-- start Supplied material --

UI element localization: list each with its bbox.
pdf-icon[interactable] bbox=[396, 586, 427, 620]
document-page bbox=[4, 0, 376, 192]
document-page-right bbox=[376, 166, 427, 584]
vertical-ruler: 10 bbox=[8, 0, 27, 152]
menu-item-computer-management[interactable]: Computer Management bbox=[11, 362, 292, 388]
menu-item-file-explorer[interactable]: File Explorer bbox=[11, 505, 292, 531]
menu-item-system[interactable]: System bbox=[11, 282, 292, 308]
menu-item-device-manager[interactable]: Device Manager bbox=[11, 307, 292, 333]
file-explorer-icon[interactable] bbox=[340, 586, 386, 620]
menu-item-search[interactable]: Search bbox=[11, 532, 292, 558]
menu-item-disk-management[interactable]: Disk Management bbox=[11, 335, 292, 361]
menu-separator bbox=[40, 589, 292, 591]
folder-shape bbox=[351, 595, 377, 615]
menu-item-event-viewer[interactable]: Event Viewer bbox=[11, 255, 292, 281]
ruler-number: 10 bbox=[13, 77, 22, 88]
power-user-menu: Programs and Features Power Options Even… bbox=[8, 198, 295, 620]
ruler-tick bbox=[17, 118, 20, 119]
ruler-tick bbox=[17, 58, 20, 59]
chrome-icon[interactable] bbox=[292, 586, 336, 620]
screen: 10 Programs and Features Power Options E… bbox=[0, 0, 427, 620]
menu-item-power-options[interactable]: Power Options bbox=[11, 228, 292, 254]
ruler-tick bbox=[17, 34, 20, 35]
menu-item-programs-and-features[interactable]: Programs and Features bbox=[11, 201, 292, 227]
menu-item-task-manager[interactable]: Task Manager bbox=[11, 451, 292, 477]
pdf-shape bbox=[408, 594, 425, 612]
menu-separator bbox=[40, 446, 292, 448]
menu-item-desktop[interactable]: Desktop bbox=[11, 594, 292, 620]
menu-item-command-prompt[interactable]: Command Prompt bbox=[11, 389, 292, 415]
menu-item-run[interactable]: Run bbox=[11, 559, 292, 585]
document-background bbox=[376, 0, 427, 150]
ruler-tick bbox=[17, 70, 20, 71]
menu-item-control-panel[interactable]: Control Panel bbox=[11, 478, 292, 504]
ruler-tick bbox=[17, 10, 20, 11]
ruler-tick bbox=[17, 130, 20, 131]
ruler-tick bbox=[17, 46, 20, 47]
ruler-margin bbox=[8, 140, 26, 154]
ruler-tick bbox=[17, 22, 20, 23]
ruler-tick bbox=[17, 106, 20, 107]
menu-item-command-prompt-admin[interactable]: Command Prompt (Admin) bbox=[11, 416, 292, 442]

-- end Supplied material --
-- start Supplied material --

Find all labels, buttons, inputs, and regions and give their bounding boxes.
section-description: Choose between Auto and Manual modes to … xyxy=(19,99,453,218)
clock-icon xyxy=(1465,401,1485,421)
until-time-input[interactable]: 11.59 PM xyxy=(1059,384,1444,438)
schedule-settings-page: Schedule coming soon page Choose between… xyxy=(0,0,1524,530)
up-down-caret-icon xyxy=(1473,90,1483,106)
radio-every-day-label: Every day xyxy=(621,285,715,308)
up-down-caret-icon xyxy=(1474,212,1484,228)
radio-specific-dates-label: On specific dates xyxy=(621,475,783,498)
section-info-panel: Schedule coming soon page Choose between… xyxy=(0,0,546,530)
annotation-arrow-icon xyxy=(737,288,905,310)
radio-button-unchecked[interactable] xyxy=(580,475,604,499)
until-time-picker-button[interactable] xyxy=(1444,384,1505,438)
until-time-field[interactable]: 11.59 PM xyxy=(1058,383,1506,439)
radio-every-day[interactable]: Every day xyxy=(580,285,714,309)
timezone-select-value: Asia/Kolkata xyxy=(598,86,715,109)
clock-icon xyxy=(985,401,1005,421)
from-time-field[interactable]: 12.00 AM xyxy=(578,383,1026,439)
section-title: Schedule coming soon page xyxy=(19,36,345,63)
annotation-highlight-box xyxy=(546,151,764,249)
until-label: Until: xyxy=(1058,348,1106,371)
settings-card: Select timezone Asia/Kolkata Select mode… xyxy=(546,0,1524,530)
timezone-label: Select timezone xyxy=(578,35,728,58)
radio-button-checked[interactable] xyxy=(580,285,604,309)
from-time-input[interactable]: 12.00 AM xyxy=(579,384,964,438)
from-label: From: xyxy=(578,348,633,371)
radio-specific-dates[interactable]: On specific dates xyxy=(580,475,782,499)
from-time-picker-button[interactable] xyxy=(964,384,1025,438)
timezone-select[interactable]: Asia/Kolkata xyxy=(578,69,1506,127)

-- end Supplied material --

**Problem to work on**
Express the rows from the one containing "UI element localization: list" through the one containing "pdf-shape bbox=[408, 594, 425, 612]", both included, as a JSON list of strings with one string per row and any blank rows left out.

**Response for this exercise**
[
  "UI element localization: list each with its bbox.",
  "pdf-icon[interactable] bbox=[396, 586, 427, 620]",
  "document-page bbox=[4, 0, 376, 192]",
  "document-page-right bbox=[376, 166, 427, 584]",
  "vertical-ruler: 10 bbox=[8, 0, 27, 152]",
  "menu-item-computer-management[interactable]: Computer Management bbox=[11, 362, 292, 388]",
  "menu-item-file-explorer[interactable]: File Explorer bbox=[11, 505, 292, 531]",
  "menu-item-system[interactable]: System bbox=[11, 282, 292, 308]",
  "menu-item-device-manager[interactable]: Device Manager bbox=[11, 307, 292, 333]",
  "file-explorer-icon[interactable] bbox=[340, 586, 386, 620]",
  "menu-item-search[interactable]: Search bbox=[11, 532, 292, 558]",
  "menu-item-disk-management[interactable]: Disk Management bbox=[11, 335, 292, 361]",
  "menu-separator bbox=[40, 589, 292, 591]",
  "folder-shape bbox=[351, 595, 377, 615]",
  "menu-item-event-viewer[interactable]: Event Viewer bbox=[11, 255, 292, 281]",
  "ruler-number: 10 bbox=[13, 77, 22, 88]",
  "power-user-menu: Programs and Features Power Options Even… bbox=[8, 198, 295, 620]",
  "ruler-tick bbox=[17, 118, 20, 119]",
  "ruler-tick bbox=[17, 58, 20, 59]",
  "chrome-icon[interactable] bbox=[292, 586, 336, 620]",
  "screen: 10 Programs and Features Power Options E… bbox=[0, 0, 427, 620]",
  "menu-item-power-options[interactable]: Power Options bbox=[11, 228, 292, 254]",
  "ruler-tick bbox=[17, 34, 20, 35]",
  "menu-item-programs-and-features[interactable]: Programs and Features bbox=[11, 201, 292, 227]",
  "menu-item-task-manager[interactable]: Task Manager bbox=[11, 451, 292, 477]",
  "pdf-shape bbox=[408, 594, 425, 612]"
]